[Stored entries]

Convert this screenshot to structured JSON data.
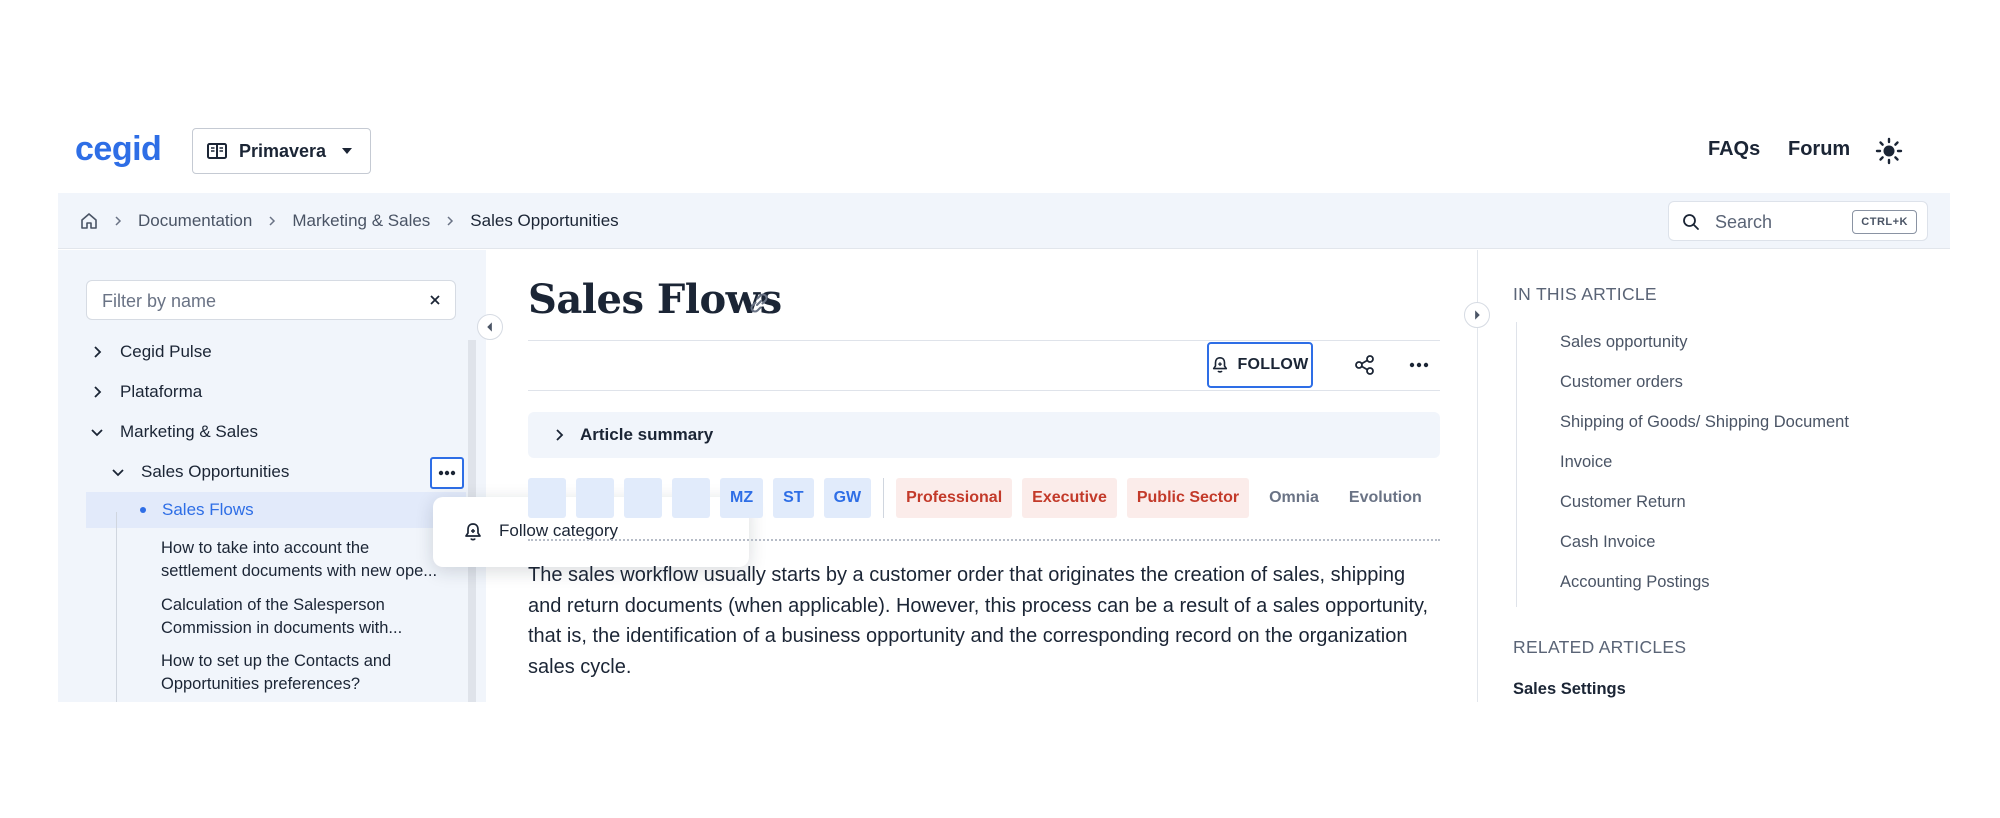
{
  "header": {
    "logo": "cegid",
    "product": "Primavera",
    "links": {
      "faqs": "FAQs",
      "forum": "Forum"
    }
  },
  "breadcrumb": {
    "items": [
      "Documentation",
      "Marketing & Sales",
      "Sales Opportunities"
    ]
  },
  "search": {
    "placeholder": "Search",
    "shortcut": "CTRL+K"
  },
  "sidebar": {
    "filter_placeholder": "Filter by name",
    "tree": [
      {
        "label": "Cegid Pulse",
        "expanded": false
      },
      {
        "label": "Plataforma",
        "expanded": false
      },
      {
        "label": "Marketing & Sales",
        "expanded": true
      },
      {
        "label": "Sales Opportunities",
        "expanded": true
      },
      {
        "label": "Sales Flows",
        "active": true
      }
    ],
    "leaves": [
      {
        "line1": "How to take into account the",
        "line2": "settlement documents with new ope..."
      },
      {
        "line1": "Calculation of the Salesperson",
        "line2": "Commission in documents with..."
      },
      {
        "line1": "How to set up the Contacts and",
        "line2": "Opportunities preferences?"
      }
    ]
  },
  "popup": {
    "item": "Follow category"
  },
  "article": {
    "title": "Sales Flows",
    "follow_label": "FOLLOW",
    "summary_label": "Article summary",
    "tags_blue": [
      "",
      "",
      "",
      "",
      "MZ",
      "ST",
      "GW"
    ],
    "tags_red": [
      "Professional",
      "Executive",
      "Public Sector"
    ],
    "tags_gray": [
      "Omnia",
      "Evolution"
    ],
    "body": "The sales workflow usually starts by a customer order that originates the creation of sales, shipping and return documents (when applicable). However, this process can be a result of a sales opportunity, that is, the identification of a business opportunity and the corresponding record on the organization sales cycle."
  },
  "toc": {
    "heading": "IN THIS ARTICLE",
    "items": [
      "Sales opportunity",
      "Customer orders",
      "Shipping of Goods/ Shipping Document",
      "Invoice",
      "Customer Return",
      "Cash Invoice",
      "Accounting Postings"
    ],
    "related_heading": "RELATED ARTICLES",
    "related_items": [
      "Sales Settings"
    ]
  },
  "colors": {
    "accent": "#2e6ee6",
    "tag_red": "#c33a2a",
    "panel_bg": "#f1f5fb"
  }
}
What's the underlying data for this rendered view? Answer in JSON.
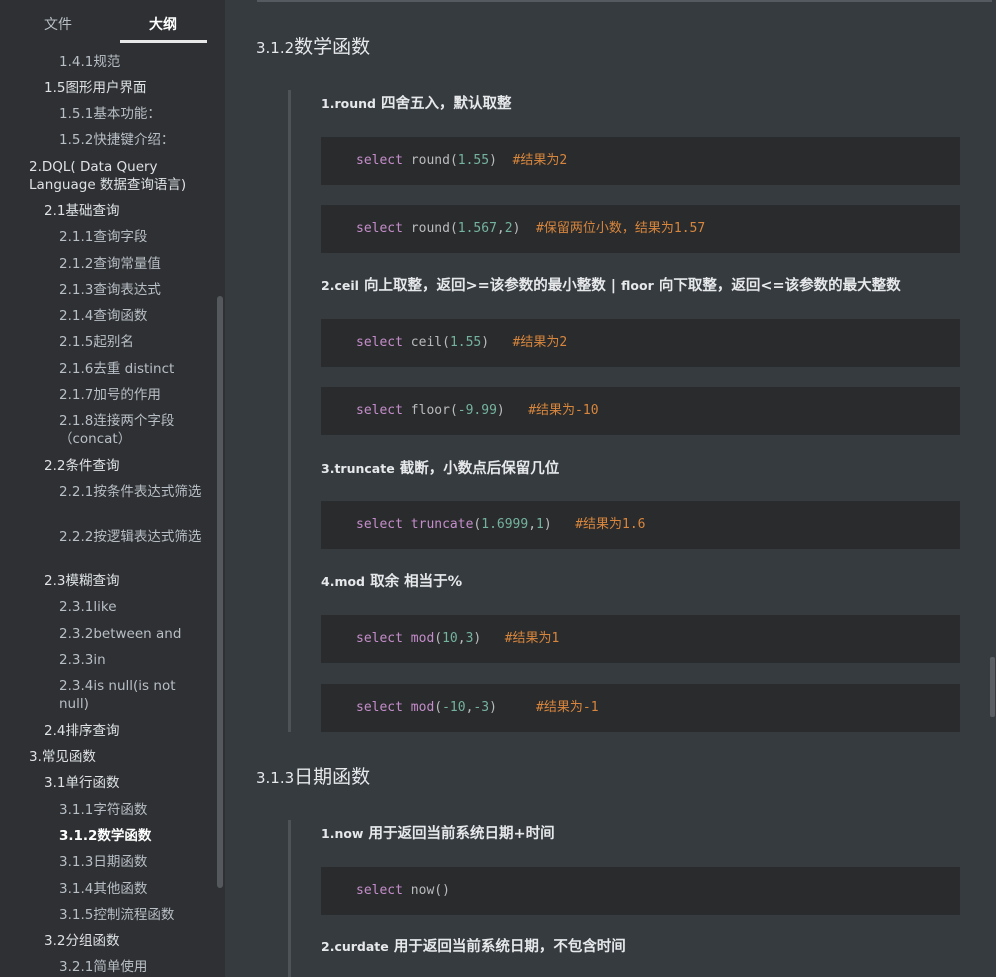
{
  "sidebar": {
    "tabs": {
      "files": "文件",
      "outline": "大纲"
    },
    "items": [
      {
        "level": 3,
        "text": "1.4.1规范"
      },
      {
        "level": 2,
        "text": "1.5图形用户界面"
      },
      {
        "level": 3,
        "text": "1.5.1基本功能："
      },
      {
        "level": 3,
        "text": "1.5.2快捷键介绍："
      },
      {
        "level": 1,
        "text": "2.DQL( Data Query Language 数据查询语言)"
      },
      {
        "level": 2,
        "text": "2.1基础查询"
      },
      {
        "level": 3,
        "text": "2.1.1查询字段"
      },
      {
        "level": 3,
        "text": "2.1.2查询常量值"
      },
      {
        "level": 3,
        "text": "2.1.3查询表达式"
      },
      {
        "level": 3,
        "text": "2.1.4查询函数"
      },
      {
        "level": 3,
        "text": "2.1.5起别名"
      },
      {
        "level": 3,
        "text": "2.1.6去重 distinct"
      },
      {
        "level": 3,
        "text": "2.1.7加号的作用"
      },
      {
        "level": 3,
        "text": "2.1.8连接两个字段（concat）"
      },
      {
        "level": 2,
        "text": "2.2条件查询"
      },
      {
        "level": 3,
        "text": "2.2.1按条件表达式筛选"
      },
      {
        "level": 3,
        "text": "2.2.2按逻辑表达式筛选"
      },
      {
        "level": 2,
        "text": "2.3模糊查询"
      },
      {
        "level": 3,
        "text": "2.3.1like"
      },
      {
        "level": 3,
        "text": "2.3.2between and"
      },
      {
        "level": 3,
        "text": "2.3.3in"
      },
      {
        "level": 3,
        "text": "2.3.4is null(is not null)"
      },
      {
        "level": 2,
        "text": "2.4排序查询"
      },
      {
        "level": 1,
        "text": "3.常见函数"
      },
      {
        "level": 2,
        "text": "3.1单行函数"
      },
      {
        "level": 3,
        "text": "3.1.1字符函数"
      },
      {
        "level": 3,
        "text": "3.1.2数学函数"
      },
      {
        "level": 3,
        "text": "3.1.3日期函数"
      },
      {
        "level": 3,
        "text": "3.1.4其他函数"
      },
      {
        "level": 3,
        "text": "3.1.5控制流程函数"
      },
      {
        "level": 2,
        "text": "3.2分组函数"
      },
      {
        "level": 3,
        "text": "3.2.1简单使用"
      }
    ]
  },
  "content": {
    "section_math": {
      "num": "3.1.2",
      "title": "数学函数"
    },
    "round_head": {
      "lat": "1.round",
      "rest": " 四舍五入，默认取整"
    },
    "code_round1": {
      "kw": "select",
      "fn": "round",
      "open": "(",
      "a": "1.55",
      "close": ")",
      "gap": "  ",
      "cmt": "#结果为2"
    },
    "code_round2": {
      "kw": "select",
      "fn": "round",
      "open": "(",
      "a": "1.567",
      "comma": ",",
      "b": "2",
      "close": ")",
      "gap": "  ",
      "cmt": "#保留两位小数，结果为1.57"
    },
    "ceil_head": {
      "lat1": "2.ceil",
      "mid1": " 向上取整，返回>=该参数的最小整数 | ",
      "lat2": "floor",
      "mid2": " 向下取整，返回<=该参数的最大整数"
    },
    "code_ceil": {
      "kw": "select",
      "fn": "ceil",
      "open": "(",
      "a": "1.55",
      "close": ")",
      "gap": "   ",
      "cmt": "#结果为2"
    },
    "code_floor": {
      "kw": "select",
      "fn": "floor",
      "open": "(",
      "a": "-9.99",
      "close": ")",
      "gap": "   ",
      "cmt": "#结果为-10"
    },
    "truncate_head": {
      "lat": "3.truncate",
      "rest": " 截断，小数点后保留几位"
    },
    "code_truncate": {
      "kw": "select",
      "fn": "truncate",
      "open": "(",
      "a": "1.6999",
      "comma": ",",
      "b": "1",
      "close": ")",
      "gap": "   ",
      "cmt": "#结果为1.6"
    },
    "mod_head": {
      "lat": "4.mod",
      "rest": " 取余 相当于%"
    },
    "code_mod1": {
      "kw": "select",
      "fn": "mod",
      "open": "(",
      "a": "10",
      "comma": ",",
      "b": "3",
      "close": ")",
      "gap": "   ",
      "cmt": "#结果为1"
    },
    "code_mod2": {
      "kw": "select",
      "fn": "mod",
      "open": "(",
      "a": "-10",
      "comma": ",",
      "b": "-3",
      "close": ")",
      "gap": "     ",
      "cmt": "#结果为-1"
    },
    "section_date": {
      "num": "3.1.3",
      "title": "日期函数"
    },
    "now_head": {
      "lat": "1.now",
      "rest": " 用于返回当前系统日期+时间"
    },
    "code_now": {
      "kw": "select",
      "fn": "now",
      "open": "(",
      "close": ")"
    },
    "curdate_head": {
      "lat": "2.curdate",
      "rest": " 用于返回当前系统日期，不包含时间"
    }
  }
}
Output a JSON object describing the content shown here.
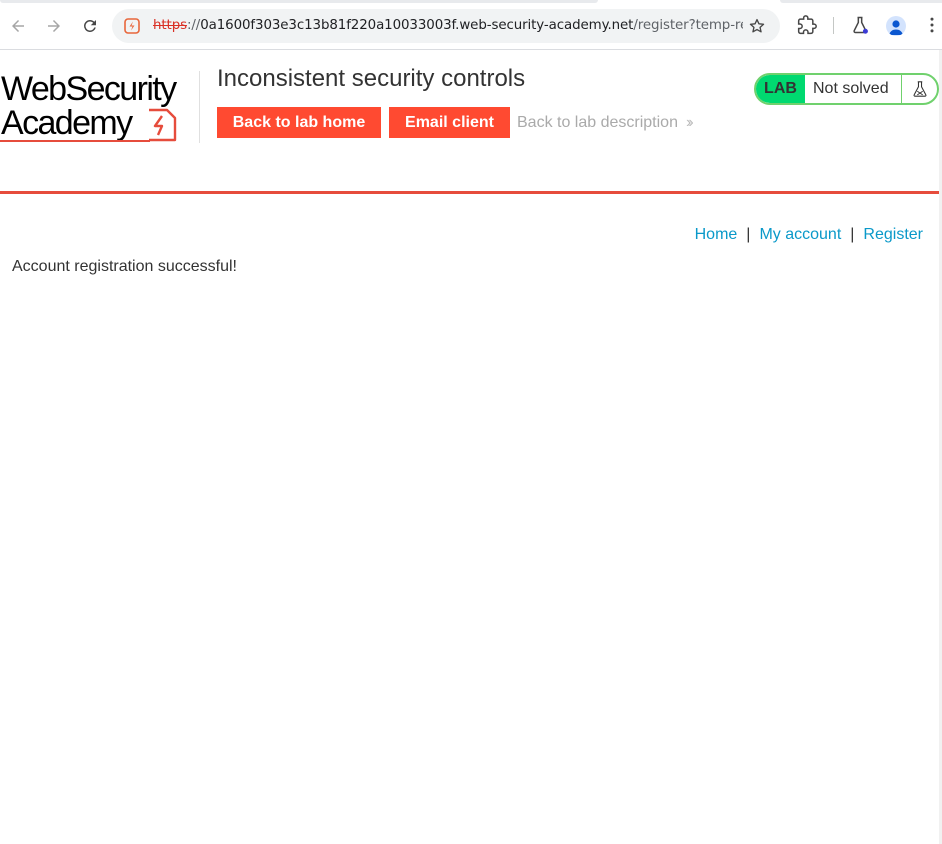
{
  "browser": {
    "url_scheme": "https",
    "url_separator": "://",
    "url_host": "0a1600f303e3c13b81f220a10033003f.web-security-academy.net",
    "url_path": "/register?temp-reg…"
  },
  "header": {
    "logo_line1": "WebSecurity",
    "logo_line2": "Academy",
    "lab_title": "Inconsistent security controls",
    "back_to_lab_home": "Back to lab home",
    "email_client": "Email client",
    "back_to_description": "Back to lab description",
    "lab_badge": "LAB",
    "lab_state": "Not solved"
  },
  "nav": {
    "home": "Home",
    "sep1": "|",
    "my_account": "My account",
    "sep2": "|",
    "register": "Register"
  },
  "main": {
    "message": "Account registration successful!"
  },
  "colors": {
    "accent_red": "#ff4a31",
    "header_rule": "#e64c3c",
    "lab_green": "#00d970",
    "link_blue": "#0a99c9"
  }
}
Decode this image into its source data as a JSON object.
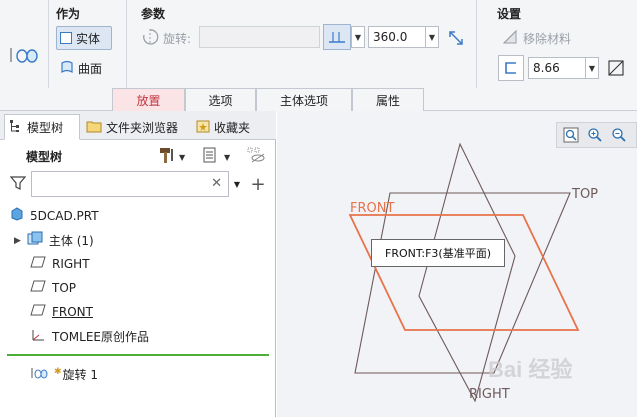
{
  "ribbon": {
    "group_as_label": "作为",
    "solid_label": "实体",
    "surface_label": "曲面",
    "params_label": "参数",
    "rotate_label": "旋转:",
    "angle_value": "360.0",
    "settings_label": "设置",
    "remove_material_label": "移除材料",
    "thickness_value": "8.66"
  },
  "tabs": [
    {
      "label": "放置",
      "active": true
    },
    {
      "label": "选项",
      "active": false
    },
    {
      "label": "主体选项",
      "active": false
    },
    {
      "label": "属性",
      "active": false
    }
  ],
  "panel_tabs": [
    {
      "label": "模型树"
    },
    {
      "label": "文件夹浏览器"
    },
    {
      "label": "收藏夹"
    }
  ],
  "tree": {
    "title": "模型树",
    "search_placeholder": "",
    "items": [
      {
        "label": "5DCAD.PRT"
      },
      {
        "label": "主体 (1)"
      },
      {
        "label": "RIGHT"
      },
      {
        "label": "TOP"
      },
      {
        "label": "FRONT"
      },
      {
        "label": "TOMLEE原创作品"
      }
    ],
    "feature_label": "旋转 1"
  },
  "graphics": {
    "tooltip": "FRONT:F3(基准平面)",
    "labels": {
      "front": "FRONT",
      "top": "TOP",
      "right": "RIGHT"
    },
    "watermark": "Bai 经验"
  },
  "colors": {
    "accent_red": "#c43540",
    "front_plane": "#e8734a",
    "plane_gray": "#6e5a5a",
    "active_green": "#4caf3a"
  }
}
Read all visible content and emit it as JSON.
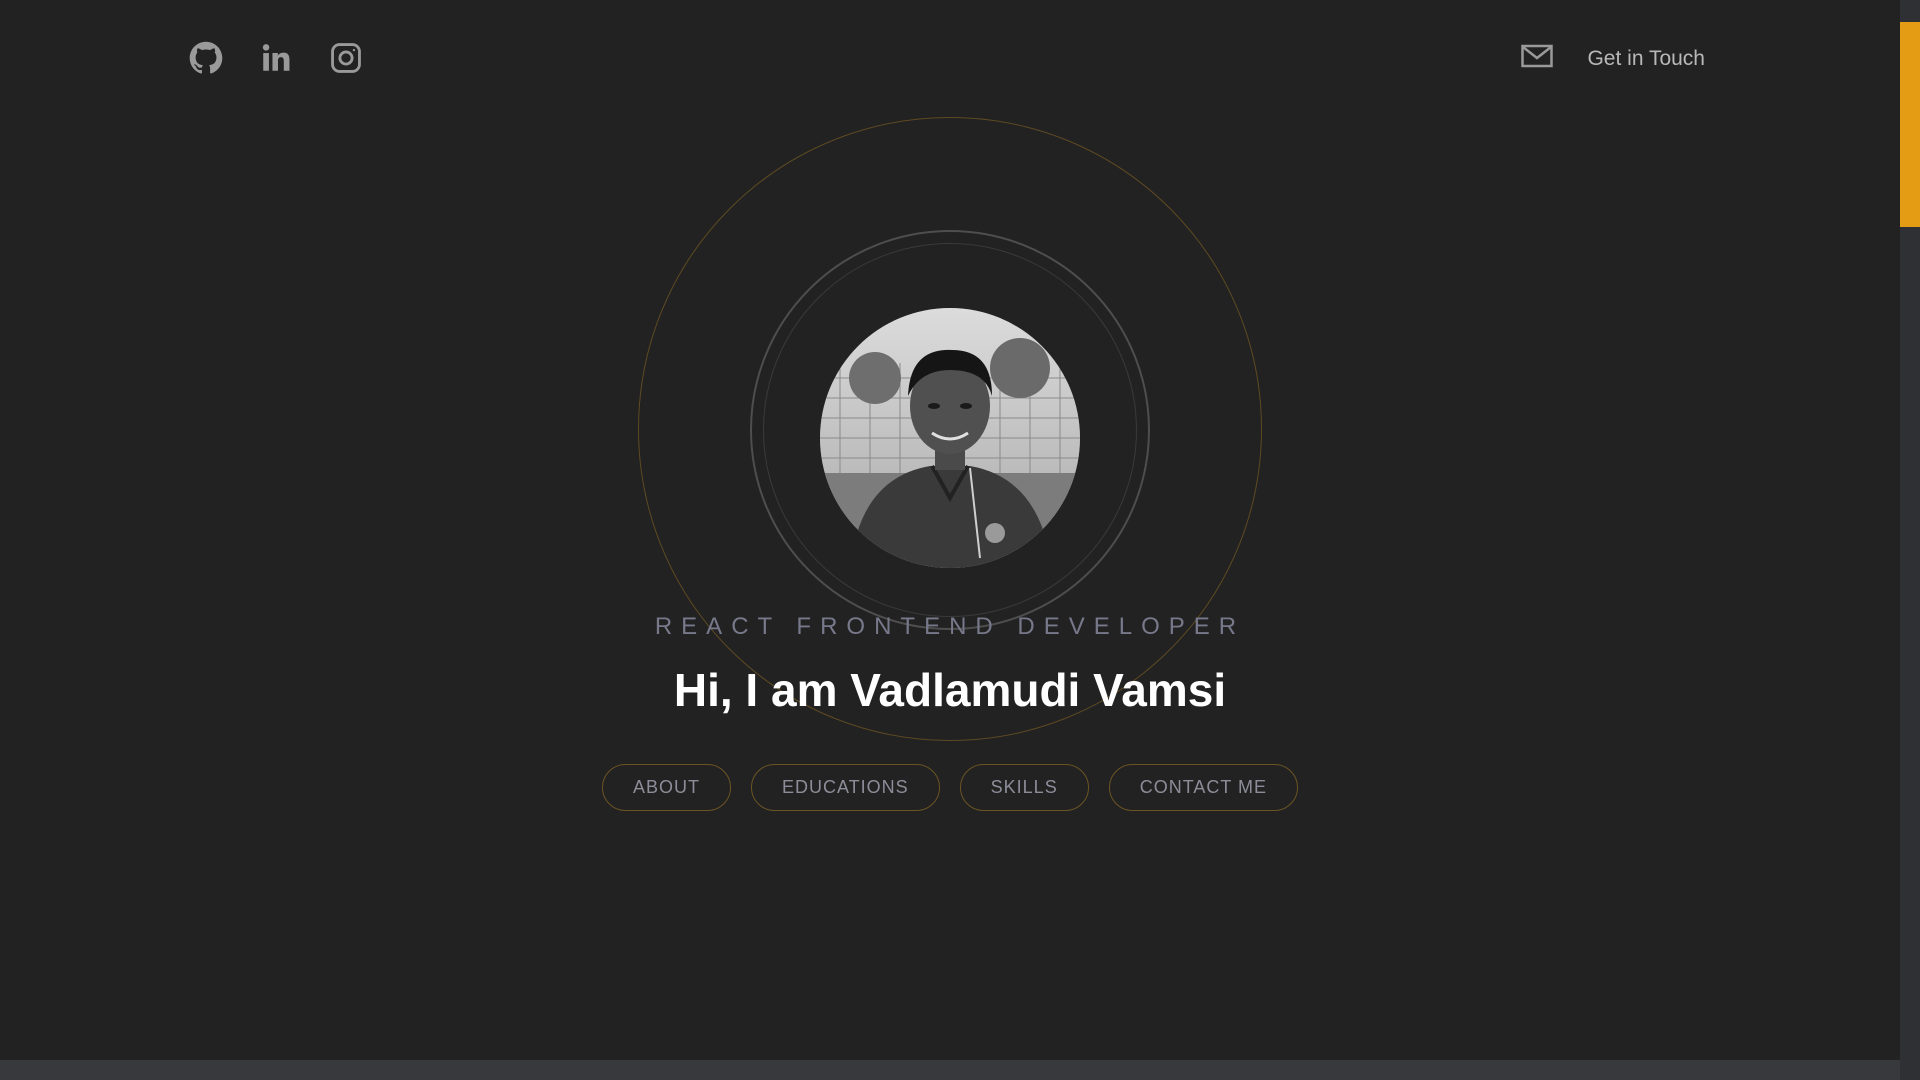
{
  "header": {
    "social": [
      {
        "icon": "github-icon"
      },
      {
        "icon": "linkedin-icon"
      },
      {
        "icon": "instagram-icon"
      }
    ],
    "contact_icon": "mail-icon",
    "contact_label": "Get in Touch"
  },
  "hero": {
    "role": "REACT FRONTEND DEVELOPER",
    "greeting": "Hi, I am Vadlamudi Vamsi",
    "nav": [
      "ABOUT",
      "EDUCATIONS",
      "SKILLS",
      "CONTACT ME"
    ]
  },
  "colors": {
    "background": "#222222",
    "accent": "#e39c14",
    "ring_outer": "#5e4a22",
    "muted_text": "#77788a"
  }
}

# Task directions
From the line with "Read all visible content and emit it as JSON." down to the end of the entries, retype each line exactly as written, but drop the pictures.

# Output of the exercise
Read all visible content and emit it as JSON.
{
  "header": {
    "social": [
      {
        "icon": "github-icon"
      },
      {
        "icon": "linkedin-icon"
      },
      {
        "icon": "instagram-icon"
      }
    ],
    "contact_icon": "mail-icon",
    "contact_label": "Get in Touch"
  },
  "hero": {
    "role": "REACT FRONTEND DEVELOPER",
    "greeting": "Hi, I am Vadlamudi Vamsi",
    "nav": [
      "ABOUT",
      "EDUCATIONS",
      "SKILLS",
      "CONTACT ME"
    ]
  },
  "colors": {
    "background": "#222222",
    "accent": "#e39c14",
    "ring_outer": "#5e4a22",
    "muted_text": "#77788a"
  }
}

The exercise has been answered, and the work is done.